Records from a dataset
_____

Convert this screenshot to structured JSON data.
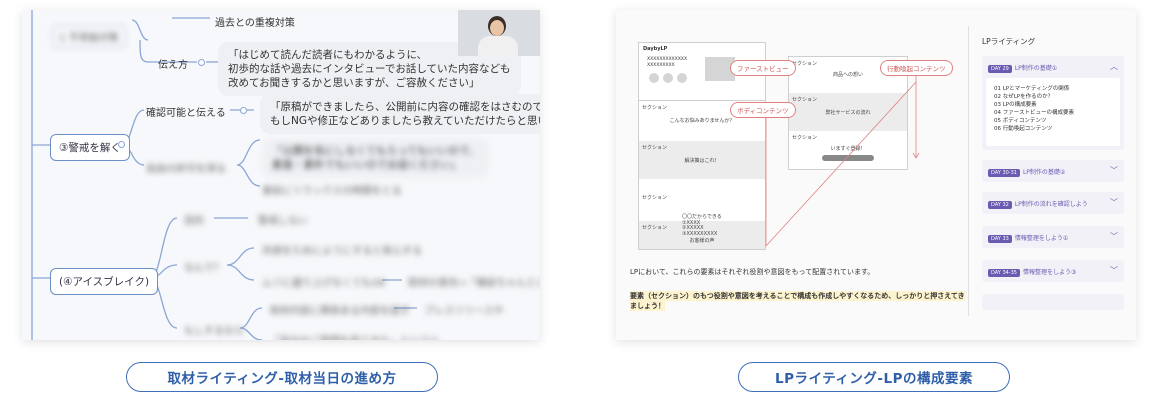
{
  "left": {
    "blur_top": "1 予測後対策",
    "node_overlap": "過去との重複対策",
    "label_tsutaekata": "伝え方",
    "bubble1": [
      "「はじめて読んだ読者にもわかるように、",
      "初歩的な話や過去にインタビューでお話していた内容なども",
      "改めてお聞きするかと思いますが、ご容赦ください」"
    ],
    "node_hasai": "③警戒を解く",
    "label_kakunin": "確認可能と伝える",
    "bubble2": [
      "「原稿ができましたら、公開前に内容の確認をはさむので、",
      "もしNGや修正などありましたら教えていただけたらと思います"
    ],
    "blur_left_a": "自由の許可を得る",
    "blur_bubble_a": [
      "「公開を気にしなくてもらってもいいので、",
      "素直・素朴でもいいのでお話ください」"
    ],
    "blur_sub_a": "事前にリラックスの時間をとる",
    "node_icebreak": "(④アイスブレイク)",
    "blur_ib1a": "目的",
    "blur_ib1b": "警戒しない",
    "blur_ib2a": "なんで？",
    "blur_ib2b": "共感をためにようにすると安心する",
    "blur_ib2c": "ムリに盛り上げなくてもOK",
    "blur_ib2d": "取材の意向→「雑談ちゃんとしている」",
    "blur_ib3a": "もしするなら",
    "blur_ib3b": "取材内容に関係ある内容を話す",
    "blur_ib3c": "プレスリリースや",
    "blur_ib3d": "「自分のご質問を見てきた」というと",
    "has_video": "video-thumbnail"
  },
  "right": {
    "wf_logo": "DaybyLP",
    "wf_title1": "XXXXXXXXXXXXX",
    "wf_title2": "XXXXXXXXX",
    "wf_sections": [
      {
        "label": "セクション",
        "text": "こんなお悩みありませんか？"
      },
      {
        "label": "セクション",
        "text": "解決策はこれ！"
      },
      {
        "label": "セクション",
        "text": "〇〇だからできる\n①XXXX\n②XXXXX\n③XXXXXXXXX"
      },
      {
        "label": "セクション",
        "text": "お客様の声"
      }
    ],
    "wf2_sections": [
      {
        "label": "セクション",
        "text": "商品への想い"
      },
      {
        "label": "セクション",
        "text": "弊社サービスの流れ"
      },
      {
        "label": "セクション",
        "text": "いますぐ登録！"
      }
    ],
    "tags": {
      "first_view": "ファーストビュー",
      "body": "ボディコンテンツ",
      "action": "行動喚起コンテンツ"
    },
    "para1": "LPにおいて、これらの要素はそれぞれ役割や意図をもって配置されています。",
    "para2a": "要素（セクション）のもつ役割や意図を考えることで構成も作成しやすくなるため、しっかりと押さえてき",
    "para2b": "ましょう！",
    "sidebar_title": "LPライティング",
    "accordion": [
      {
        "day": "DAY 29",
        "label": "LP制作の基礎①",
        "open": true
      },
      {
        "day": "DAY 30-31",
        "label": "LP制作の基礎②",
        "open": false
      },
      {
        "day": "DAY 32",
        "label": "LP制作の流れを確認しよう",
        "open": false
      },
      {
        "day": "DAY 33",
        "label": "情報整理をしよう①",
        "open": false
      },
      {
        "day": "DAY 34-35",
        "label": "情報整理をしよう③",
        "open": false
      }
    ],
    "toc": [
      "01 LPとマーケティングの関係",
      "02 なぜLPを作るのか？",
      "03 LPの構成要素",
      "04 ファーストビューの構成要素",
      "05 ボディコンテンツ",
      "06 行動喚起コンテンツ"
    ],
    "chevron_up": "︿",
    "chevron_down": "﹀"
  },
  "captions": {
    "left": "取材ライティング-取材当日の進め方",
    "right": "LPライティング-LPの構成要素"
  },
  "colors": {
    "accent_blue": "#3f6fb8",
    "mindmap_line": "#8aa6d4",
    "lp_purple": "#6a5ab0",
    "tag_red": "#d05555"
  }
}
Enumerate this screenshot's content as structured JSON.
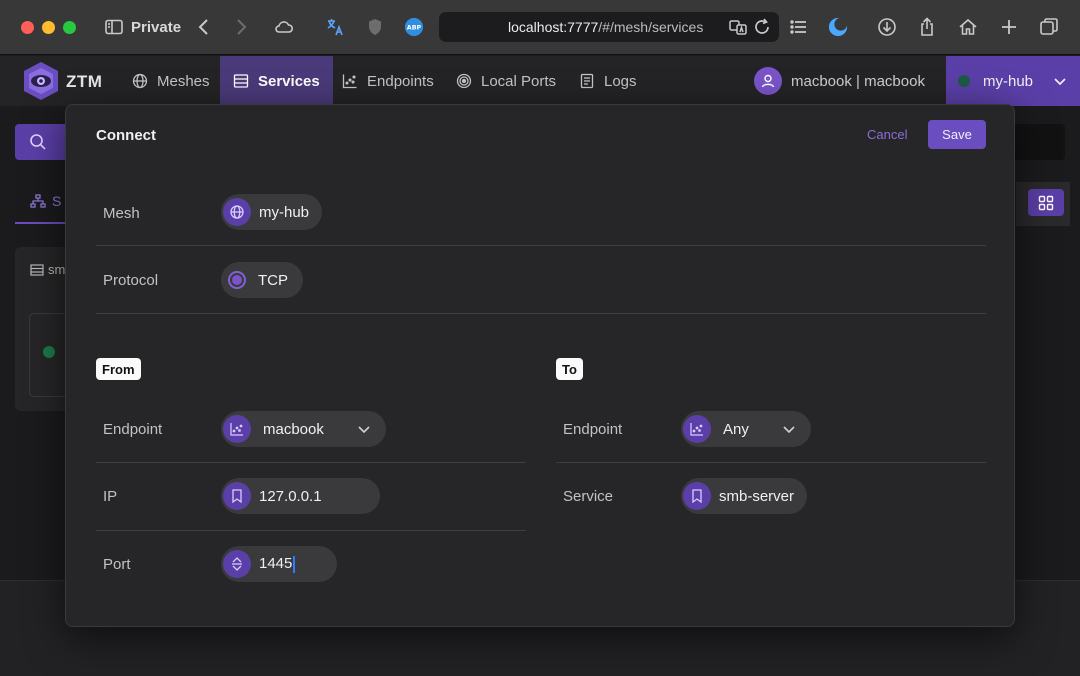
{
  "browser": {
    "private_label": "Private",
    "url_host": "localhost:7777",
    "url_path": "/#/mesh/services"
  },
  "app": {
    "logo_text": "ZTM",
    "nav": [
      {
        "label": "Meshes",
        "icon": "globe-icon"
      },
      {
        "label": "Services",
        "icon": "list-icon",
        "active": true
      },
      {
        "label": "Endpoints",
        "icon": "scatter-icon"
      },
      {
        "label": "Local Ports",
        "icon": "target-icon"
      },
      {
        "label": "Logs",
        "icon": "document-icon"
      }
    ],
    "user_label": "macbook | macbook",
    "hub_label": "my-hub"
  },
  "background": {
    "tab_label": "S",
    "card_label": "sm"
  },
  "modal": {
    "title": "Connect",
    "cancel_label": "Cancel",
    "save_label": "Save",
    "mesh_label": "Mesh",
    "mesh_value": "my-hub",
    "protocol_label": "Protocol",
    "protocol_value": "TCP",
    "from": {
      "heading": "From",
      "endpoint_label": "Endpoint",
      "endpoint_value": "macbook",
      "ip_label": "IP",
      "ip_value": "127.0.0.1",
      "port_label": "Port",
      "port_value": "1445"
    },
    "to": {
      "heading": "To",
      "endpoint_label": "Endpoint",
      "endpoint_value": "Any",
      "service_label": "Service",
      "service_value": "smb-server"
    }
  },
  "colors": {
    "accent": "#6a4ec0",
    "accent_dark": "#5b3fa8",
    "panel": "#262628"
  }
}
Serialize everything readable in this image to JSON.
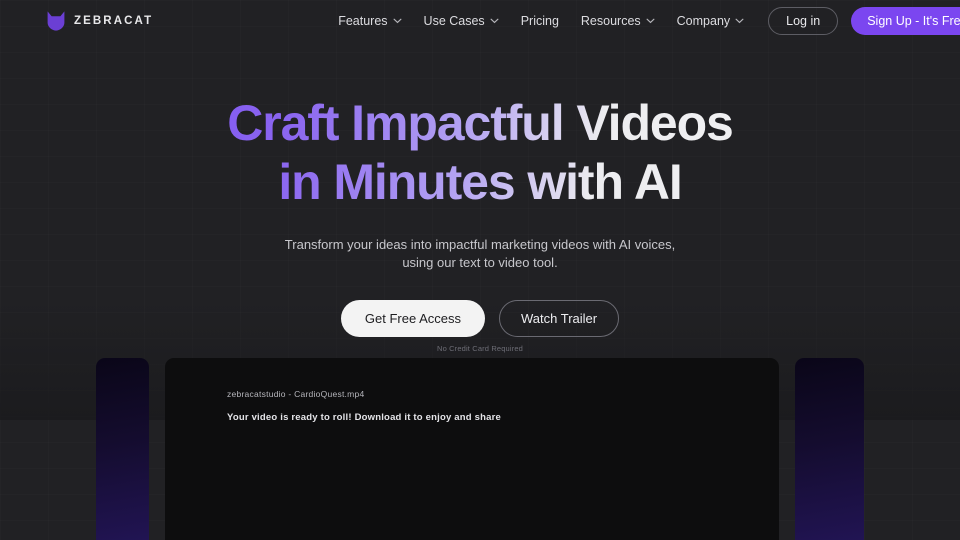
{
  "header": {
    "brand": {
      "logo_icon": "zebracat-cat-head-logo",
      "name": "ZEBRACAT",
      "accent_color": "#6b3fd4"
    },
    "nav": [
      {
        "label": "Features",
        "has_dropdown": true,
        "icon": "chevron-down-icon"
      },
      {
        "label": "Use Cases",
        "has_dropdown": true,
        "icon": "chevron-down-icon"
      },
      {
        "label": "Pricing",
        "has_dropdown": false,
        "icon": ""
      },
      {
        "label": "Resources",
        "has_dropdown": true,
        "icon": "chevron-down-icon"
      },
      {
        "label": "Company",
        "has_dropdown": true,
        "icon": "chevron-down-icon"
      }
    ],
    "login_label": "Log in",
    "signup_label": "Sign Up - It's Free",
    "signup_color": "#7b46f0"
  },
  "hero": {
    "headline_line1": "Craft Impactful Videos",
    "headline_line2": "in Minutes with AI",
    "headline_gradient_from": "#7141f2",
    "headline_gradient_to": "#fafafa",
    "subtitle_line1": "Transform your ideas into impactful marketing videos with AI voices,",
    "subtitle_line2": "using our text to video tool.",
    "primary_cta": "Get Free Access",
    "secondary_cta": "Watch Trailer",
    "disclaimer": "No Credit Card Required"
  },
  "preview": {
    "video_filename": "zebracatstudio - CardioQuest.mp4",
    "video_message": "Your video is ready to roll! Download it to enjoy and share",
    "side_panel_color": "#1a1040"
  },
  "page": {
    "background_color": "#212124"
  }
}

_____

**Instructions to follow**
Output the entries above exactly, without their pictures.

**Reply to the exercise**
Convert this screenshot to structured JSON data.
{
  "left": {
    "blur_top": "1 予測後対策",
    "node_overlap": "過去との重複対策",
    "label_tsutaekata": "伝え方",
    "bubble1": [
      "「はじめて読んだ読者にもわかるように、",
      "初歩的な話や過去にインタビューでお話していた内容なども",
      "改めてお聞きするかと思いますが、ご容赦ください」"
    ],
    "node_hasai": "③警戒を解く",
    "label_kakunin": "確認可能と伝える",
    "bubble2": [
      "「原稿ができましたら、公開前に内容の確認をはさむので、",
      "もしNGや修正などありましたら教えていただけたらと思います"
    ],
    "blur_left_a": "自由の許可を得る",
    "blur_bubble_a": [
      "「公開を気にしなくてもらってもいいので、",
      "素直・素朴でもいいのでお話ください」"
    ],
    "blur_sub_a": "事前にリラックスの時間をとる",
    "node_icebreak": "(④アイスブレイク)",
    "blur_ib1a": "目的",
    "blur_ib1b": "警戒しない",
    "blur_ib2a": "なんで？",
    "blur_ib2b": "共感をためにようにすると安心する",
    "blur_ib2c": "ムリに盛り上げなくてもOK",
    "blur_ib2d": "取材の意向→「雑談ちゃんとしている」",
    "blur_ib3a": "もしするなら",
    "blur_ib3b": "取材内容に関係ある内容を話す",
    "blur_ib3c": "プレスリリースや",
    "blur_ib3d": "「自分のご質問を見てきた」というと",
    "has_video": "video-thumbnail"
  },
  "right": {
    "wf_logo": "DaybyLP",
    "wf_title1": "XXXXXXXXXXXXX",
    "wf_title2": "XXXXXXXXX",
    "wf_sections": [
      {
        "label": "セクション",
        "text": "こんなお悩みありませんか？"
      },
      {
        "label": "セクション",
        "text": "解決策はこれ！"
      },
      {
        "label": "セクション",
        "text": "〇〇だからできる\n①XXXX\n②XXXXX\n③XXXXXXXXX"
      },
      {
        "label": "セクション",
        "text": "お客様の声"
      }
    ],
    "wf2_sections": [
      {
        "label": "セクション",
        "text": "商品への想い"
      },
      {
        "label": "セクション",
        "text": "弊社サービスの流れ"
      },
      {
        "label": "セクション",
        "text": "いますぐ登録！"
      }
    ],
    "tags": {
      "first_view": "ファーストビュー",
      "body": "ボディコンテンツ",
      "action": "行動喚起コンテンツ"
    },
    "para1": "LPにおいて、これらの要素はそれぞれ役割や意図をもって配置されています。",
    "para2a": "要素（セクション）のもつ役割や意図を考えることで構成も作成しやすくなるため、しっかりと押さえてき",
    "para2b": "ましょう！",
    "sidebar_title": "LPライティング",
    "accordion": [
      {
        "day": "DAY 29",
        "label": "LP制作の基礎①",
        "open": true
      },
      {
        "day": "DAY 30-31",
        "label": "LP制作の基礎②",
        "open": false
      },
      {
        "day": "DAY 32",
        "label": "LP制作の流れを確認しよう",
        "open": false
      },
      {
        "day": "DAY 33",
        "label": "情報整理をしよう①",
        "open": false
      },
      {
        "day": "DAY 34-35",
        "label": "情報整理をしよう③",
        "open": false
      }
    ],
    "toc": [
      "01 LPとマーケティングの関係",
      "02 なぜLPを作るのか？",
      "03 LPの構成要素",
      "04 ファーストビューの構成要素",
      "05 ボディコンテンツ",
      "06 行動喚起コンテンツ"
    ],
    "chevron_up": "︿",
    "chevron_down": "﹀"
  },
  "captions": {
    "left": "取材ライティング-取材当日の進め方",
    "right": "LPライティング-LPの構成要素"
  },
  "colors": {
    "accent_blue": "#3f6fb8",
    "mindmap_line": "#8aa6d4",
    "lp_purple": "#6a5ab0",
    "tag_red": "#d05555"
  }
}
Enumerate this screenshot's content as structured JSON.
{
  "browser": {
    "private_label": "Private",
    "url_host": "localhost:7777",
    "url_path": "/#/mesh/services"
  },
  "app": {
    "logo_text": "ZTM",
    "nav": [
      {
        "label": "Meshes",
        "icon": "globe-icon"
      },
      {
        "label": "Services",
        "icon": "list-icon",
        "active": true
      },
      {
        "label": "Endpoints",
        "icon": "scatter-icon"
      },
      {
        "label": "Local Ports",
        "icon": "target-icon"
      },
      {
        "label": "Logs",
        "icon": "document-icon"
      }
    ],
    "user_label": "macbook | macbook",
    "hub_label": "my-hub"
  },
  "background": {
    "tab_label": "S",
    "card_label": "sm"
  },
  "modal": {
    "title": "Connect",
    "cancel_label": "Cancel",
    "save_label": "Save",
    "mesh_label": "Mesh",
    "mesh_value": "my-hub",
    "protocol_label": "Protocol",
    "protocol_value": "TCP",
    "from": {
      "heading": "From",
      "endpoint_label": "Endpoint",
      "endpoint_value": "macbook",
      "ip_label": "IP",
      "ip_value": "127.0.0.1",
      "port_label": "Port",
      "port_value": "1445"
    },
    "to": {
      "heading": "To",
      "endpoint_label": "Endpoint",
      "endpoint_value": "Any",
      "service_label": "Service",
      "service_value": "smb-server"
    }
  },
  "colors": {
    "accent": "#6a4ec0",
    "accent_dark": "#5b3fa8",
    "panel": "#262628"
  }
}
Serialize everything readable in this image to JSON.
{
  "header": {
    "brand": {
      "logo_icon": "zebracat-cat-head-logo",
      "name": "ZEBRACAT",
      "accent_color": "#6b3fd4"
    },
    "nav": [
      {
        "label": "Features",
        "has_dropdown": true,
        "icon": "chevron-down-icon"
      },
      {
        "label": "Use Cases",
        "has_dropdown": true,
        "icon": "chevron-down-icon"
      },
      {
        "label": "Pricing",
        "has_dropdown": false,
        "icon": ""
      },
      {
        "label": "Resources",
        "has_dropdown": true,
        "icon": "chevron-down-icon"
      },
      {
        "label": "Company",
        "has_dropdown": true,
        "icon": "chevron-down-icon"
      }
    ],
    "login_label": "Log in",
    "signup_label": "Sign Up - It's Free",
    "signup_color": "#7b46f0"
  },
  "hero": {
    "headline_line1": "Craft Impactful Videos",
    "headline_line2": "in Minutes with AI",
    "headline_gradient_from": "#7141f2",
    "headline_gradient_to": "#fafafa",
    "subtitle_line1": "Transform your ideas into impactful marketing videos with AI voices,",
    "subtitle_line2": "using our text to video tool.",
    "primary_cta": "Get Free Access",
    "secondary_cta": "Watch Trailer",
    "disclaimer": "No Credit Card Required"
  },
  "preview": {
    "video_filename": "zebracatstudio - CardioQuest.mp4",
    "video_message": "Your video is ready to roll! Download it to enjoy and share",
    "side_panel_color": "#1a1040"
  },
  "page": {
    "background_color": "#212124"
  }
}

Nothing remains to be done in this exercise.